What is required
In the entries below, find the lines with the word "Score" and copy them.

━━ Exercise data

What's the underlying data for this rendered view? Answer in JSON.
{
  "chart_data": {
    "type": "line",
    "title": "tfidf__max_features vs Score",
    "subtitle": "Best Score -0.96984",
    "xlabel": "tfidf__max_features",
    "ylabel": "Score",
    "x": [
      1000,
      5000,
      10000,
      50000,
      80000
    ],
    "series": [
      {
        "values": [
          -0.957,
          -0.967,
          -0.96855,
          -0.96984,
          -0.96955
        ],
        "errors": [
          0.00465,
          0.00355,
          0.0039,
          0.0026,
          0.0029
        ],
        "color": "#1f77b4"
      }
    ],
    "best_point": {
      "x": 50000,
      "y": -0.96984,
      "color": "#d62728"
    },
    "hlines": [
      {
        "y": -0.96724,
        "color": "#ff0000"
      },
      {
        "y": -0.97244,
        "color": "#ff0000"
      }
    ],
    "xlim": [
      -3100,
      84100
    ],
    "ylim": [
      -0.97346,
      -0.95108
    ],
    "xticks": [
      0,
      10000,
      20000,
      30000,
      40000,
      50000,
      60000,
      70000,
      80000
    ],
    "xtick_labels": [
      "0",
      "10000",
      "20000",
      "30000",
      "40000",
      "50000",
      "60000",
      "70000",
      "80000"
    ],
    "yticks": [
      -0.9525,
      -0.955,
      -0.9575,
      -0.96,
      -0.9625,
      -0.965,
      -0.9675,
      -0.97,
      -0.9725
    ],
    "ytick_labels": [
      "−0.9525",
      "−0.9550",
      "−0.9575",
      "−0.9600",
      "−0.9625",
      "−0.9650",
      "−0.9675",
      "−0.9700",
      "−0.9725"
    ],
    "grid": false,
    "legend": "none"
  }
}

━━━━

Final result
    "title": "tfidf__max_features vs Score",
    "subtitle": "Best Score -0.96984",
    "ylabel": "Score",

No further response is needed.